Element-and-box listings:
###
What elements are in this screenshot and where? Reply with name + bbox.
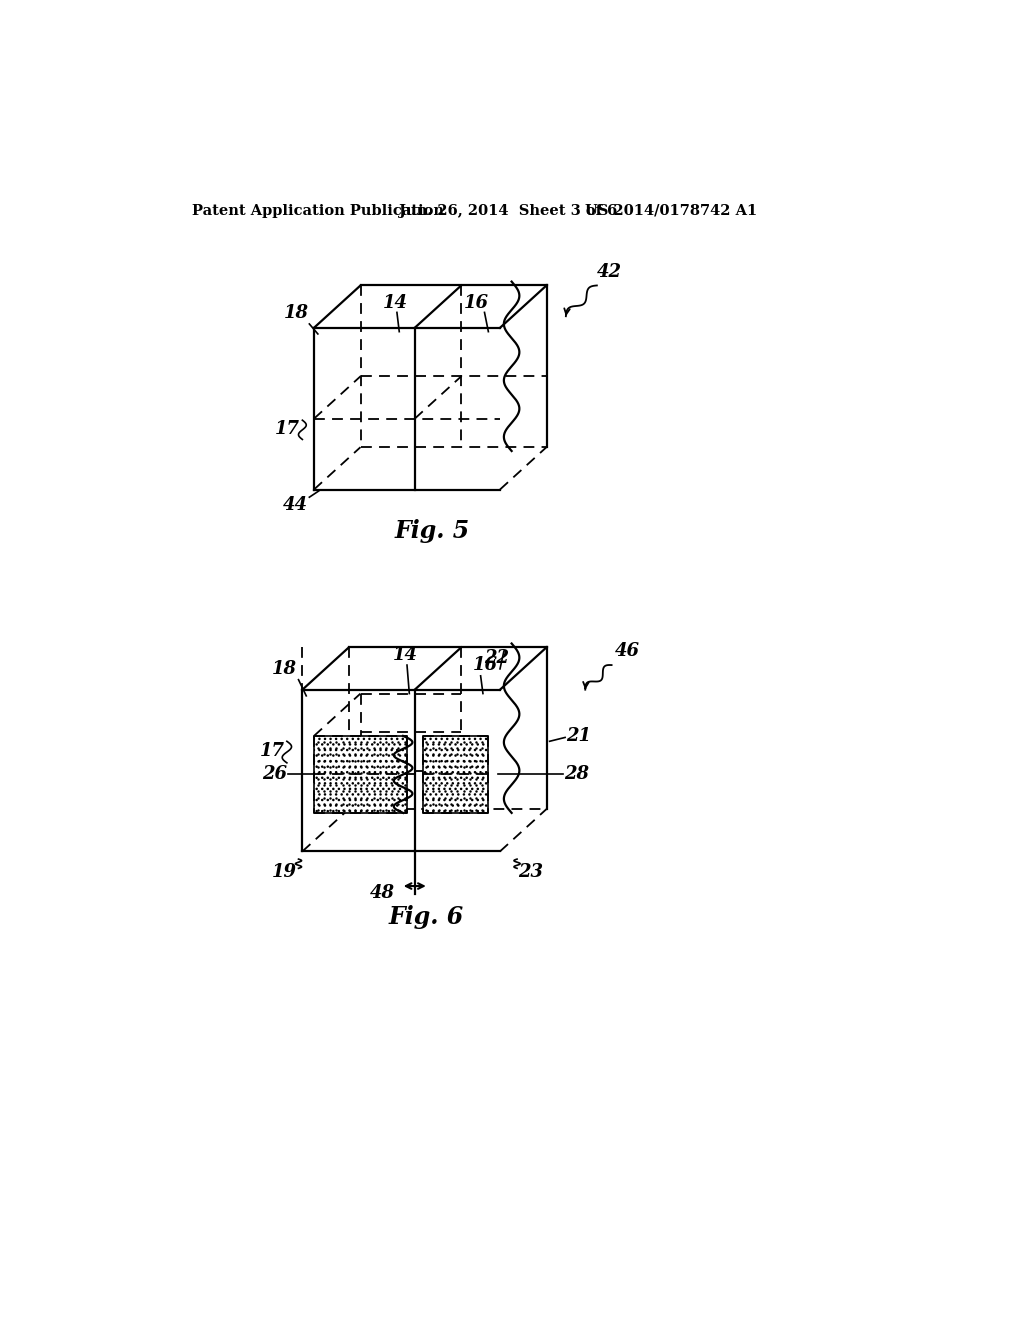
Text: 14: 14 bbox=[393, 645, 418, 664]
Bar bbox=[423, 737, 488, 813]
Text: 23: 23 bbox=[518, 863, 543, 880]
Text: 14: 14 bbox=[383, 294, 408, 313]
Text: 42: 42 bbox=[597, 264, 622, 281]
Text: Fig. 6: Fig. 6 bbox=[389, 904, 464, 929]
Text: 26: 26 bbox=[262, 766, 287, 783]
Text: Fig. 5: Fig. 5 bbox=[394, 519, 469, 543]
Text: 16: 16 bbox=[464, 294, 489, 313]
Text: US 2014/0178742 A1: US 2014/0178742 A1 bbox=[586, 203, 758, 218]
Text: 18: 18 bbox=[284, 305, 308, 322]
Text: 18: 18 bbox=[272, 660, 297, 678]
Text: 48: 48 bbox=[371, 884, 395, 902]
Text: 21: 21 bbox=[566, 727, 591, 744]
Text: 19: 19 bbox=[272, 863, 297, 880]
Text: Patent Application Publication: Patent Application Publication bbox=[191, 203, 443, 218]
Text: 17: 17 bbox=[259, 742, 285, 760]
Bar bbox=[314, 737, 407, 813]
Text: 46: 46 bbox=[614, 643, 640, 660]
Text: Jun. 26, 2014  Sheet 3 of 6: Jun. 26, 2014 Sheet 3 of 6 bbox=[399, 203, 617, 218]
Text: 44: 44 bbox=[283, 496, 308, 513]
Text: 17: 17 bbox=[275, 421, 300, 438]
Bar bbox=[423, 737, 488, 813]
Bar bbox=[314, 737, 407, 813]
Text: 22: 22 bbox=[484, 648, 509, 667]
Text: 28: 28 bbox=[564, 766, 590, 783]
Text: 16: 16 bbox=[473, 656, 498, 675]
###
INSTRUCTIONS FOR THE TASK: Rewrite every item above with "Bar" replaced by "Rectangle" and all else unchanged. Omit the pictures from your answer.

OUTPUT:
What elements are in this screenshot and where? Reply with name + bbox.
Text: 14: 14 bbox=[393, 645, 418, 664]
Rectangle bbox=[423, 737, 488, 813]
Text: 23: 23 bbox=[518, 863, 543, 880]
Text: 14: 14 bbox=[383, 294, 408, 313]
Text: 42: 42 bbox=[597, 264, 622, 281]
Text: Fig. 6: Fig. 6 bbox=[389, 904, 464, 929]
Text: 26: 26 bbox=[262, 766, 287, 783]
Text: Fig. 5: Fig. 5 bbox=[394, 519, 469, 543]
Text: 16: 16 bbox=[464, 294, 489, 313]
Text: US 2014/0178742 A1: US 2014/0178742 A1 bbox=[586, 203, 758, 218]
Text: 18: 18 bbox=[284, 305, 308, 322]
Text: 18: 18 bbox=[272, 660, 297, 678]
Text: 48: 48 bbox=[371, 884, 395, 902]
Text: 21: 21 bbox=[566, 727, 591, 744]
Text: 19: 19 bbox=[272, 863, 297, 880]
Text: Patent Application Publication: Patent Application Publication bbox=[191, 203, 443, 218]
Text: 17: 17 bbox=[259, 742, 285, 760]
Rectangle bbox=[314, 737, 407, 813]
Text: 46: 46 bbox=[614, 643, 640, 660]
Text: Jun. 26, 2014  Sheet 3 of 6: Jun. 26, 2014 Sheet 3 of 6 bbox=[399, 203, 617, 218]
Text: 44: 44 bbox=[283, 496, 308, 513]
Text: 17: 17 bbox=[275, 421, 300, 438]
Rectangle bbox=[423, 737, 488, 813]
Rectangle bbox=[314, 737, 407, 813]
Text: 22: 22 bbox=[484, 648, 509, 667]
Text: 28: 28 bbox=[564, 766, 590, 783]
Text: 16: 16 bbox=[473, 656, 498, 675]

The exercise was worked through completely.